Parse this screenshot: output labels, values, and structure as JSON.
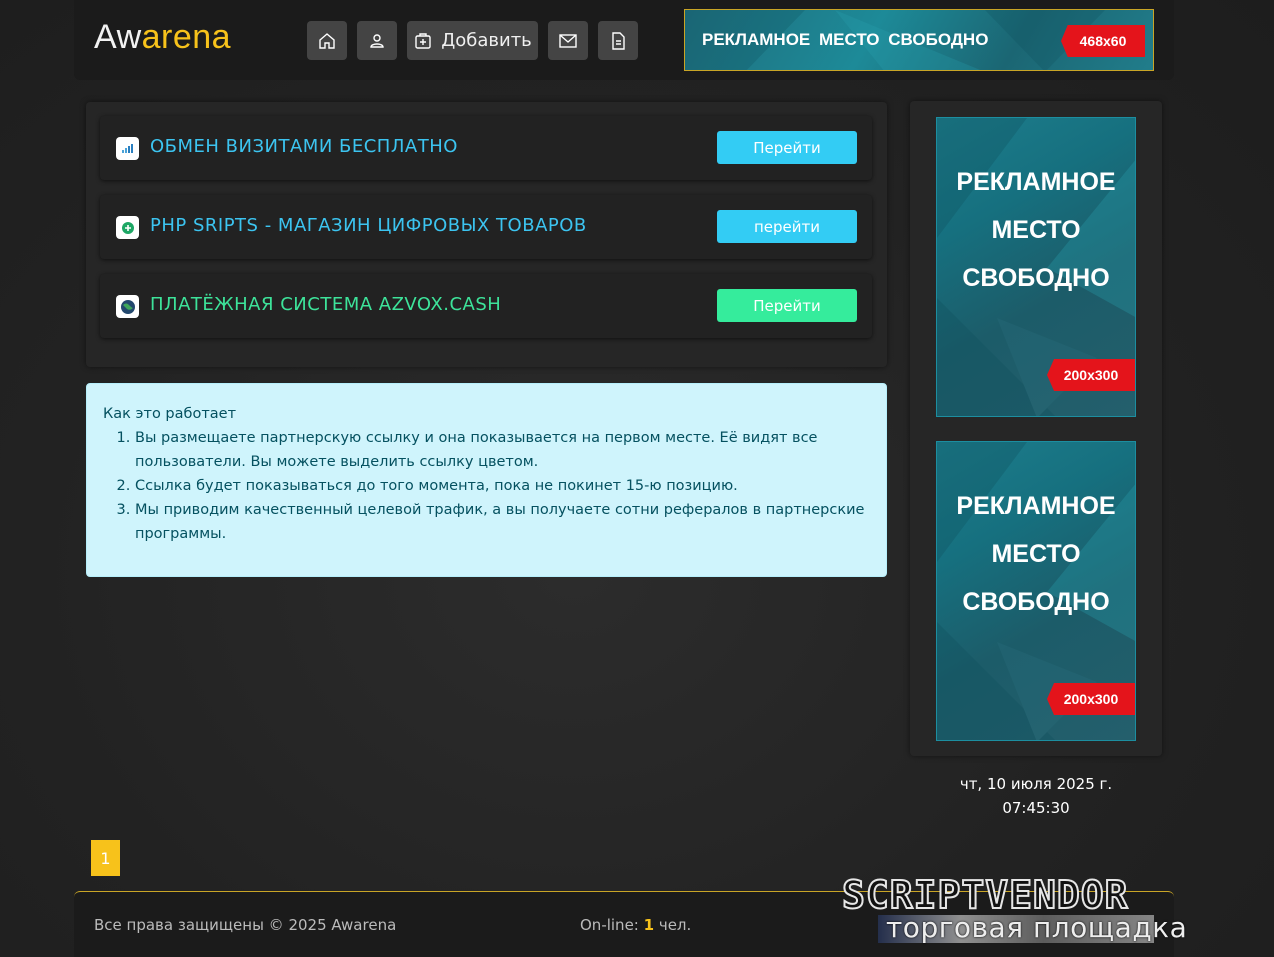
{
  "header": {
    "logo_part1": "Aw",
    "logo_part2": "arena",
    "buttons": [
      {
        "icon": "home-icon",
        "label": ""
      },
      {
        "icon": "user-icon",
        "label": ""
      },
      {
        "icon": "add-icon",
        "label": "Добавить"
      },
      {
        "icon": "mail-icon",
        "label": ""
      },
      {
        "icon": "document-icon",
        "label": ""
      }
    ],
    "banner": {
      "text": "РЕКЛАМНОЕ  МЕСТО СВОБОДНО",
      "size": "468x60"
    }
  },
  "links": [
    {
      "icon": "signal-bars-icon",
      "title": "ОБМЕН ВИЗИТАМИ БЕСПЛАТНО",
      "button": "Перейти",
      "color": "#3cc4f0",
      "button_color": "#33ccf4"
    },
    {
      "icon": "plus-circle-icon",
      "title": "PHP SRIPTS - МАГАЗИН ЦИФРОВЫХ ТОВАРОВ",
      "button": "перейти",
      "color": "#3cc4f0",
      "button_color": "#33ccf4"
    },
    {
      "icon": "globe-icon",
      "title": "ПЛАТЁЖНАЯ СИСТЕМА AZVOX.CASH",
      "button": "Перейти",
      "color": "#3de39a",
      "button_color": "#35ec9c"
    }
  ],
  "info": {
    "heading": "Как это работает",
    "items": [
      "Вы размещаете партнерскую ссылку и она показывается на первом месте. Её видят все пользователи. Вы можете выделить ссылку цветом.",
      "Ссылка будет показываться до того момента, пока не покинет 15-ю позицию.",
      "Мы приводим качественный целевой трафик, а вы получаете сотни рефералов в партнерские программы."
    ]
  },
  "sidebar": {
    "banners": [
      {
        "line1": "РЕКЛАМНОЕ",
        "line2": "МЕСТО",
        "line3": "СВОБОДНО",
        "size": "200x300"
      },
      {
        "line1": "РЕКЛАМНОЕ",
        "line2": "МЕСТО",
        "line3": "СВОБОДНО",
        "size": "200x300"
      }
    ],
    "date": "чт, 10 июля 2025 г.",
    "time": "07:45:30"
  },
  "pagination": {
    "current": "1"
  },
  "footer": {
    "copyright": "Все права защищены © 2025 Awarena",
    "online_label": "On-line: ",
    "online_count": "1",
    "online_suffix": " чел."
  },
  "watermark": {
    "brand": "SCRIPTVENDOR",
    "subtitle": "торговая площадка"
  },
  "colors": {
    "accent": "#f7c21b",
    "background": "#232323",
    "info_bg": "#cff4fc"
  }
}
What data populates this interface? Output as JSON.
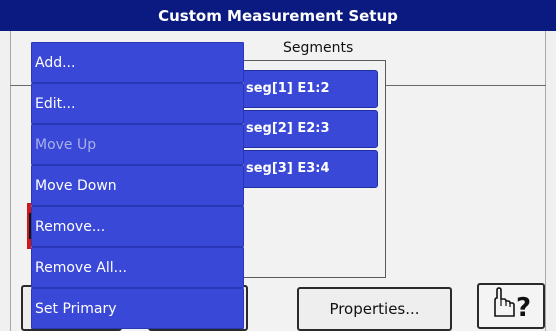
{
  "window": {
    "title": "Custom Measurement Setup"
  },
  "segments": {
    "caption": "Segments",
    "items": [
      {
        "label": "seg[1] E1:2"
      },
      {
        "label": "seg[2] E2:3"
      },
      {
        "label": "seg[3] E3:4"
      }
    ]
  },
  "context_menu": {
    "items": [
      {
        "label": "Add...",
        "enabled": true
      },
      {
        "label": "Edit...",
        "enabled": true
      },
      {
        "label": "Move Up",
        "enabled": false
      },
      {
        "label": "Move Down",
        "enabled": true
      },
      {
        "label": "Remove...",
        "enabled": true
      },
      {
        "label": "Remove All...",
        "enabled": true
      },
      {
        "label": "Set Primary",
        "enabled": true
      }
    ]
  },
  "buttons": {
    "properties": "Properties...",
    "help_icon": "pointing-hand-question-icon"
  },
  "colors": {
    "titlebar": "#0b1a80",
    "menu_item": "#3a48d8",
    "disabled_text": "#a8b0e8",
    "marker": "#d01818"
  }
}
------------------------
= DIRECTIONS FOR THIS TASK =
Write out all the records again, exactly, minus any pictures.

= CORRECT RESPONSE =
Parse this screenshot: output labels, values, and structure as JSON.
{
  "header": {
    "logo_part1": "Aw",
    "logo_part2": "arena",
    "buttons": [
      {
        "icon": "home-icon",
        "label": ""
      },
      {
        "icon": "user-icon",
        "label": ""
      },
      {
        "icon": "add-icon",
        "label": "Добавить"
      },
      {
        "icon": "mail-icon",
        "label": ""
      },
      {
        "icon": "document-icon",
        "label": ""
      }
    ],
    "banner": {
      "text": "РЕКЛАМНОЕ  МЕСТО СВОБОДНО",
      "size": "468x60"
    }
  },
  "links": [
    {
      "icon": "signal-bars-icon",
      "title": "ОБМЕН ВИЗИТАМИ БЕСПЛАТНО",
      "button": "Перейти",
      "color": "#3cc4f0",
      "button_color": "#33ccf4"
    },
    {
      "icon": "plus-circle-icon",
      "title": "PHP SRIPTS - МАГАЗИН ЦИФРОВЫХ ТОВАРОВ",
      "button": "перейти",
      "color": "#3cc4f0",
      "button_color": "#33ccf4"
    },
    {
      "icon": "globe-icon",
      "title": "ПЛАТЁЖНАЯ СИСТЕМА AZVOX.CASH",
      "button": "Перейти",
      "color": "#3de39a",
      "button_color": "#35ec9c"
    }
  ],
  "info": {
    "heading": "Как это работает",
    "items": [
      "Вы размещаете партнерскую ссылку и она показывается на первом месте. Её видят все пользователи. Вы можете выделить ссылку цветом.",
      "Ссылка будет показываться до того момента, пока не покинет 15-ю позицию.",
      "Мы приводим качественный целевой трафик, а вы получаете сотни рефералов в партнерские программы."
    ]
  },
  "sidebar": {
    "banners": [
      {
        "line1": "РЕКЛАМНОЕ",
        "line2": "МЕСТО",
        "line3": "СВОБОДНО",
        "size": "200x300"
      },
      {
        "line1": "РЕКЛАМНОЕ",
        "line2": "МЕСТО",
        "line3": "СВОБОДНО",
        "size": "200x300"
      }
    ],
    "date": "чт, 10 июля 2025 г.",
    "time": "07:45:30"
  },
  "pagination": {
    "current": "1"
  },
  "footer": {
    "copyright": "Все права защищены © 2025 Awarena",
    "online_label": "On-line: ",
    "online_count": "1",
    "online_suffix": " чел."
  },
  "watermark": {
    "brand": "SCRIPTVENDOR",
    "subtitle": "торговая площадка"
  },
  "colors": {
    "accent": "#f7c21b",
    "background": "#232323",
    "info_bg": "#cff4fc"
  }
}
What data populates this interface? Output as JSON.
{
  "window": {
    "title": "Custom Measurement Setup"
  },
  "segments": {
    "caption": "Segments",
    "items": [
      {
        "label": "seg[1] E1:2"
      },
      {
        "label": "seg[2] E2:3"
      },
      {
        "label": "seg[3] E3:4"
      }
    ]
  },
  "context_menu": {
    "items": [
      {
        "label": "Add...",
        "enabled": true
      },
      {
        "label": "Edit...",
        "enabled": true
      },
      {
        "label": "Move Up",
        "enabled": false
      },
      {
        "label": "Move Down",
        "enabled": true
      },
      {
        "label": "Remove...",
        "enabled": true
      },
      {
        "label": "Remove All...",
        "enabled": true
      },
      {
        "label": "Set Primary",
        "enabled": true
      }
    ]
  },
  "buttons": {
    "properties": "Properties...",
    "help_icon": "pointing-hand-question-icon"
  },
  "colors": {
    "titlebar": "#0b1a80",
    "menu_item": "#3a48d8",
    "disabled_text": "#a8b0e8",
    "marker": "#d01818"
  }
}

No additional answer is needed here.